### Set exercise
Please write out the complete listing that follows, exactly as it reads.

_ _ _

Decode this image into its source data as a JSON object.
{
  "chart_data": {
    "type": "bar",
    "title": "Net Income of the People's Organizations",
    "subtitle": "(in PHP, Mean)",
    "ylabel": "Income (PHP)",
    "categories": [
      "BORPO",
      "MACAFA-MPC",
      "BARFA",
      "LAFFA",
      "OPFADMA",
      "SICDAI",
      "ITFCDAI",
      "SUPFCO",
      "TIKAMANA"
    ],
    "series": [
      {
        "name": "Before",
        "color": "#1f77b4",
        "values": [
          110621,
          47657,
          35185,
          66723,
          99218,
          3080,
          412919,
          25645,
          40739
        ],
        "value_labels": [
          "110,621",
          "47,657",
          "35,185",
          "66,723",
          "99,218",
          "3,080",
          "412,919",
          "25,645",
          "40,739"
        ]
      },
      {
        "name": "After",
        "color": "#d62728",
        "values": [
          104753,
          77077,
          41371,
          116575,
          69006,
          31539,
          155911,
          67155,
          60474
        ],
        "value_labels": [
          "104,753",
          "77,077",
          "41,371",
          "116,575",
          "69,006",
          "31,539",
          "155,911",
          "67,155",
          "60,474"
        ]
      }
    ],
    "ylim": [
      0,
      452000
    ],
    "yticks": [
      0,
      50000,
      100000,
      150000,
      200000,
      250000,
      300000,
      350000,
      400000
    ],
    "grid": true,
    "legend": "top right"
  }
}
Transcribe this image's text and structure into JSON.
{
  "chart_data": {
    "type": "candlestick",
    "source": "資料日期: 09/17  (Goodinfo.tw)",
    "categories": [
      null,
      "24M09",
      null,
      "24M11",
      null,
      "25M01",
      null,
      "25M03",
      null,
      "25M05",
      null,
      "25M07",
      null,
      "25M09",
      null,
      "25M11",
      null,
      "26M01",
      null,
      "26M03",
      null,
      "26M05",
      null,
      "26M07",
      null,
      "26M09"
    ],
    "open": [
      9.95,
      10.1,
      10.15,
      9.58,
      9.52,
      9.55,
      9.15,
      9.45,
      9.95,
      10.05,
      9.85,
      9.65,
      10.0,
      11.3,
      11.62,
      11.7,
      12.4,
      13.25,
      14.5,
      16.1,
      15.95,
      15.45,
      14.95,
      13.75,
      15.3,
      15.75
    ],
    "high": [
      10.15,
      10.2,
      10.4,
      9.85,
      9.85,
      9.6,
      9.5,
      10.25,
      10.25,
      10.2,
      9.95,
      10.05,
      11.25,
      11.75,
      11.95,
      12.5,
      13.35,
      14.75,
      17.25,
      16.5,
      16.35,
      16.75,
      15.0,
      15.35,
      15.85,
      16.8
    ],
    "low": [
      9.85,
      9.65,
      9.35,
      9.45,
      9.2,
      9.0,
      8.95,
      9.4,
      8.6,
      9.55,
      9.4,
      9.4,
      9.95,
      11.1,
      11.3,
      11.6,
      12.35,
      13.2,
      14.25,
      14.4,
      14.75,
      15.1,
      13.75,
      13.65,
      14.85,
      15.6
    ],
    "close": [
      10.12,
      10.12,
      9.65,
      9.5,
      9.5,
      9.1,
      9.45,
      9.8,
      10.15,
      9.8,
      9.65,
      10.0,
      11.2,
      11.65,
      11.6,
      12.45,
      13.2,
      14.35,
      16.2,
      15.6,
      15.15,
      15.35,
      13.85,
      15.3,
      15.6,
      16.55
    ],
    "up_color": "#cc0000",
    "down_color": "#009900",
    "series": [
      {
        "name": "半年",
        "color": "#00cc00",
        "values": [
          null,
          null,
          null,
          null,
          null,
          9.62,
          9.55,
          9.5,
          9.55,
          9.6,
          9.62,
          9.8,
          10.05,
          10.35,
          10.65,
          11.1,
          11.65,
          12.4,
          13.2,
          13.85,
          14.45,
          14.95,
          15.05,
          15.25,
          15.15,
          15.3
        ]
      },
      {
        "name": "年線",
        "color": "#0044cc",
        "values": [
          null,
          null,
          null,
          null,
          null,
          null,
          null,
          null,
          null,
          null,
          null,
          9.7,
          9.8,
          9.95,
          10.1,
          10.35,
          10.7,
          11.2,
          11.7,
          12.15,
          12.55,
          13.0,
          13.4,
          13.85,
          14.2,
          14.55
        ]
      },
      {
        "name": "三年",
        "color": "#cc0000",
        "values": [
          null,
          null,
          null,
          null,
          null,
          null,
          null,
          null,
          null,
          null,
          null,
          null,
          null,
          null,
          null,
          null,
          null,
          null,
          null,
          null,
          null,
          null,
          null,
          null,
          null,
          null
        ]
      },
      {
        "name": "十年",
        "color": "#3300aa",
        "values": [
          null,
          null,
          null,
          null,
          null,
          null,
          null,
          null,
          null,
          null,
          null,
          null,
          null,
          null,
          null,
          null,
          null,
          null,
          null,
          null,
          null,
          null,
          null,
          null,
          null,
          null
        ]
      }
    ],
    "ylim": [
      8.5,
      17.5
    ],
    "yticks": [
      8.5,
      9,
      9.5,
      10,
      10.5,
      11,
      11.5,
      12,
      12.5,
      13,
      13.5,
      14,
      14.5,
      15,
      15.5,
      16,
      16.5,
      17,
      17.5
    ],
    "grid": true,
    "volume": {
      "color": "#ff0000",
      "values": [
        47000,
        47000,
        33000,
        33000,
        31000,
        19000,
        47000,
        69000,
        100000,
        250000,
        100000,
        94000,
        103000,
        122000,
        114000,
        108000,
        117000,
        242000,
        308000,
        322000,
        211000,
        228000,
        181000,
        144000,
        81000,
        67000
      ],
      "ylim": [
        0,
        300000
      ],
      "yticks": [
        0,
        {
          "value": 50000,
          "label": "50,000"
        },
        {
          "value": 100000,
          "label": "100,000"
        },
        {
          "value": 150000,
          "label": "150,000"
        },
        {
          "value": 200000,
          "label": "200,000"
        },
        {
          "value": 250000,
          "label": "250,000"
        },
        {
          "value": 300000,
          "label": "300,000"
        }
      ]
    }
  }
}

_ _ _

### Written solution
Decode this image into its source data as a JSON object.
{
  "chart_data": {
    "type": "bar",
    "title": "Net Income of the People's Organizations",
    "subtitle": "(in PHP, Mean)",
    "ylabel": "Income (PHP)",
    "categories": [
      "BORPO",
      "MACAFA-MPC",
      "BARFA",
      "LAFFA",
      "OPFADMA",
      "SICDAI",
      "ITFCDAI",
      "SUPFCO",
      "TIKAMANA"
    ],
    "series": [
      {
        "name": "Before",
        "color": "#1f77b4",
        "values": [
          110621,
          47657,
          35185,
          66723,
          99218,
          3080,
          412919,
          25645,
          40739
        ],
        "value_labels": [
          "110,621",
          "47,657",
          "35,185",
          "66,723",
          "99,218",
          "3,080",
          "412,919",
          "25,645",
          "40,739"
        ]
      },
      {
        "name": "After",
        "color": "#d62728",
        "values": [
          104753,
          77077,
          41371,
          116575,
          69006,
          31539,
          155911,
          67155,
          60474
        ],
        "value_labels": [
          "104,753",
          "77,077",
          "41,371",
          "116,575",
          "69,006",
          "31,539",
          "155,911",
          "67,155",
          "60,474"
        ]
      }
    ],
    "ylim": [
      0,
      452000
    ],
    "yticks": [
      0,
      50000,
      100000,
      150000,
      200000,
      250000,
      300000,
      350000,
      400000
    ],
    "grid": true,
    "legend": "top right"
  }
}
Transcribe this image's text and structure into JSON.
{
  "chart_data": {
    "type": "candlestick",
    "source": "資料日期: 09/17  (Goodinfo.tw)",
    "categories": [
      null,
      "24M09",
      null,
      "24M11",
      null,
      "25M01",
      null,
      "25M03",
      null,
      "25M05",
      null,
      "25M07",
      null,
      "25M09",
      null,
      "25M11",
      null,
      "26M01",
      null,
      "26M03",
      null,
      "26M05",
      null,
      "26M07",
      null,
      "26M09"
    ],
    "open": [
      9.95,
      10.1,
      10.15,
      9.58,
      9.52,
      9.55,
      9.15,
      9.45,
      9.95,
      10.05,
      9.85,
      9.65,
      10.0,
      11.3,
      11.62,
      11.7,
      12.4,
      13.25,
      14.5,
      16.1,
      15.95,
      15.45,
      14.95,
      13.75,
      15.3,
      15.75
    ],
    "high": [
      10.15,
      10.2,
      10.4,
      9.85,
      9.85,
      9.6,
      9.5,
      10.25,
      10.25,
      10.2,
      9.95,
      10.05,
      11.25,
      11.75,
      11.95,
      12.5,
      13.35,
      14.75,
      17.25,
      16.5,
      16.35,
      16.75,
      15.0,
      15.35,
      15.85,
      16.8
    ],
    "low": [
      9.85,
      9.65,
      9.35,
      9.45,
      9.2,
      9.0,
      8.95,
      9.4,
      8.6,
      9.55,
      9.4,
      9.4,
      9.95,
      11.1,
      11.3,
      11.6,
      12.35,
      13.2,
      14.25,
      14.4,
      14.75,
      15.1,
      13.75,
      13.65,
      14.85,
      15.6
    ],
    "close": [
      10.12,
      10.12,
      9.65,
      9.5,
      9.5,
      9.1,
      9.45,
      9.8,
      10.15,
      9.8,
      9.65,
      10.0,
      11.2,
      11.65,
      11.6,
      12.45,
      13.2,
      14.35,
      16.2,
      15.6,
      15.15,
      15.35,
      13.85,
      15.3,
      15.6,
      16.55
    ],
    "up_color": "#cc0000",
    "down_color": "#009900",
    "series": [
      {
        "name": "半年",
        "color": "#00cc00",
        "values": [
          null,
          null,
          null,
          null,
          null,
          9.62,
          9.55,
          9.5,
          9.55,
          9.6,
          9.62,
          9.8,
          10.05,
          10.35,
          10.65,
          11.1,
          11.65,
          12.4,
          13.2,
          13.85,
          14.45,
          14.95,
          15.05,
          15.25,
          15.15,
          15.3
        ]
      },
      {
        "name": "年線",
        "color": "#0044cc",
        "values": [
          null,
          null,
          null,
          null,
          null,
          null,
          null,
          null,
          null,
          null,
          null,
          9.7,
          9.8,
          9.95,
          10.1,
          10.35,
          10.7,
          11.2,
          11.7,
          12.15,
          12.55,
          13.0,
          13.4,
          13.85,
          14.2,
          14.55
        ]
      },
      {
        "name": "三年",
        "color": "#cc0000",
        "values": [
          null,
          null,
          null,
          null,
          null,
          null,
          null,
          null,
          null,
          null,
          null,
          null,
          null,
          null,
          null,
          null,
          null,
          null,
          null,
          null,
          null,
          null,
          null,
          null,
          null,
          null
        ]
      },
      {
        "name": "十年",
        "color": "#3300aa",
        "values": [
          null,
          null,
          null,
          null,
          null,
          null,
          null,
          null,
          null,
          null,
          null,
          null,
          null,
          null,
          null,
          null,
          null,
          null,
          null,
          null,
          null,
          null,
          null,
          null,
          null,
          null
        ]
      }
    ],
    "ylim": [
      8.5,
      17.5
    ],
    "yticks": [
      8.5,
      9,
      9.5,
      10,
      10.5,
      11,
      11.5,
      12,
      12.5,
      13,
      13.5,
      14,
      14.5,
      15,
      15.5,
      16,
      16.5,
      17,
      17.5
    ],
    "grid": true,
    "volume": {
      "color": "#ff0000",
      "values": [
        47000,
        47000,
        33000,
        33000,
        31000,
        19000,
        47000,
        69000,
        100000,
        250000,
        100000,
        94000,
        103000,
        122000,
        114000,
        108000,
        117000,
        242000,
        308000,
        322000,
        211000,
        228000,
        181000,
        144000,
        81000,
        67000
      ],
      "ylim": [
        0,
        300000
      ],
      "yticks": [
        0,
        {
          "value": 50000,
          "label": "50,000"
        },
        {
          "value": 100000,
          "label": "100,000"
        },
        {
          "value": 150000,
          "label": "150,000"
        },
        {
          "value": 200000,
          "label": "200,000"
        },
        {
          "value": 250000,
          "label": "250,000"
        },
        {
          "value": 300000,
          "label": "300,000"
        }
      ]
    }
  }
}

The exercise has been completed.